> **Description of the task**:
Reproduce the data below verbatim from the line containing "Give me a plain-text" through its final line, and produce nothing more.

START

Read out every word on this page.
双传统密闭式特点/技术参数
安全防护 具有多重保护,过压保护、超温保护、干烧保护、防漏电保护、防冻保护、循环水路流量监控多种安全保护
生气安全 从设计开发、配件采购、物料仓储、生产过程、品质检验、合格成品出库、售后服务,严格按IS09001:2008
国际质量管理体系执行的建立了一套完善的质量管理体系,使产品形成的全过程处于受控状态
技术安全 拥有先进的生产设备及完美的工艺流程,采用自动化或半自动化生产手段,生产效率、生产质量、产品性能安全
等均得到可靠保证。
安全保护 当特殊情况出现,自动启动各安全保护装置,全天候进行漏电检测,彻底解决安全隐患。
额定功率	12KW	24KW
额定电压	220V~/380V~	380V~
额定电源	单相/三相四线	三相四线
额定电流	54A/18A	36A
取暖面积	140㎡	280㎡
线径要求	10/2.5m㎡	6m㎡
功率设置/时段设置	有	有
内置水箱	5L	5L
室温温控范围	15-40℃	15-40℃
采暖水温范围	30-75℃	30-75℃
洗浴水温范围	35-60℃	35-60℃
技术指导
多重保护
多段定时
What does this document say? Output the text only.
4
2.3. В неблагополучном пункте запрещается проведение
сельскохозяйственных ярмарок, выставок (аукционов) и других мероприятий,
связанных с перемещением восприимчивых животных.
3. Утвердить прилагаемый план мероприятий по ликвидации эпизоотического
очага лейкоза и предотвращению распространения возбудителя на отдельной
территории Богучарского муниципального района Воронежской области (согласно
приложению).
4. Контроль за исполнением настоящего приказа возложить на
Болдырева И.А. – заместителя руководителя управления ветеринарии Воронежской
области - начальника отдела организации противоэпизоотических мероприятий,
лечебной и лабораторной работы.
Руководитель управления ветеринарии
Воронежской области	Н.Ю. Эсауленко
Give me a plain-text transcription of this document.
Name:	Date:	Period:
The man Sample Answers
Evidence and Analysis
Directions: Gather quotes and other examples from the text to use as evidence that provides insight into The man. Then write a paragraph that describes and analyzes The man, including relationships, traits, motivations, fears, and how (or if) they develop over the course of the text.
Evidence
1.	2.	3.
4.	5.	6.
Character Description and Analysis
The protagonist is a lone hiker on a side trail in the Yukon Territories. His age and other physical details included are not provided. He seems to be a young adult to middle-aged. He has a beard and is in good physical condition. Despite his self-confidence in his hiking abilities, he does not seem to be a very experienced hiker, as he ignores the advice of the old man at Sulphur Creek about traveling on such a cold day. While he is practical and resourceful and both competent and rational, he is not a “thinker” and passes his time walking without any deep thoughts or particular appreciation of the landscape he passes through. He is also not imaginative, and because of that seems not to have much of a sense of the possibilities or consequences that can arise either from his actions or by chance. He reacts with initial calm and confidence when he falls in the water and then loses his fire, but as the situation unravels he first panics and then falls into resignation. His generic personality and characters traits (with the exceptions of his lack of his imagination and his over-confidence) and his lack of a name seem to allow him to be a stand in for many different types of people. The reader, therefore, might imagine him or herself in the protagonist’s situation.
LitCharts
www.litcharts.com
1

END

> **Solution for this task**:
Give me a plain-text transcription of this document.
Name:	Date:	Period:
The man Sample Answers
Evidence and Analysis
Directions: Gather quotes and other examples from the text to use as evidence that provides insight into The man. Then write a paragraph that describes and analyzes The man, including relationships, traits, motivations, fears, and how (or if) they develop over the course of the text.
Evidence
1.	2.	3.
4.	5.	6.
Character Description and Analysis
The protagonist is a lone hiker on a side trail in the Yukon Territories. His age and other physical details included are not provided. He seems to be a young adult to middle-aged. He has a beard and is in good physical condition. Despite his self-confidence in his hiking abilities, he does not seem to be a very experienced hiker, as he ignores the advice of the old man at Sulphur Creek about traveling on such a cold day. While he is practical and resourceful and both competent and rational, he is not a “thinker” and passes his time walking without any deep thoughts or particular appreciation of the landscape he passes through. He is also not imaginative, and because of that seems not to have much of a sense of the possibilities or consequences that can arise either from his actions or by chance. He reacts with initial calm and confidence when he falls in the water and then loses his fire, but as the situation unravels he first panics and then falls into resignation. His generic personality and characters traits (with the exceptions of his lack of his imagination and his over-confidence) and his lack of a name seem to allow him to be a stand in for many different types of people. The reader, therefore, might imagine him or herself in the protagonist’s situation.
LitCharts
www.litcharts.com
1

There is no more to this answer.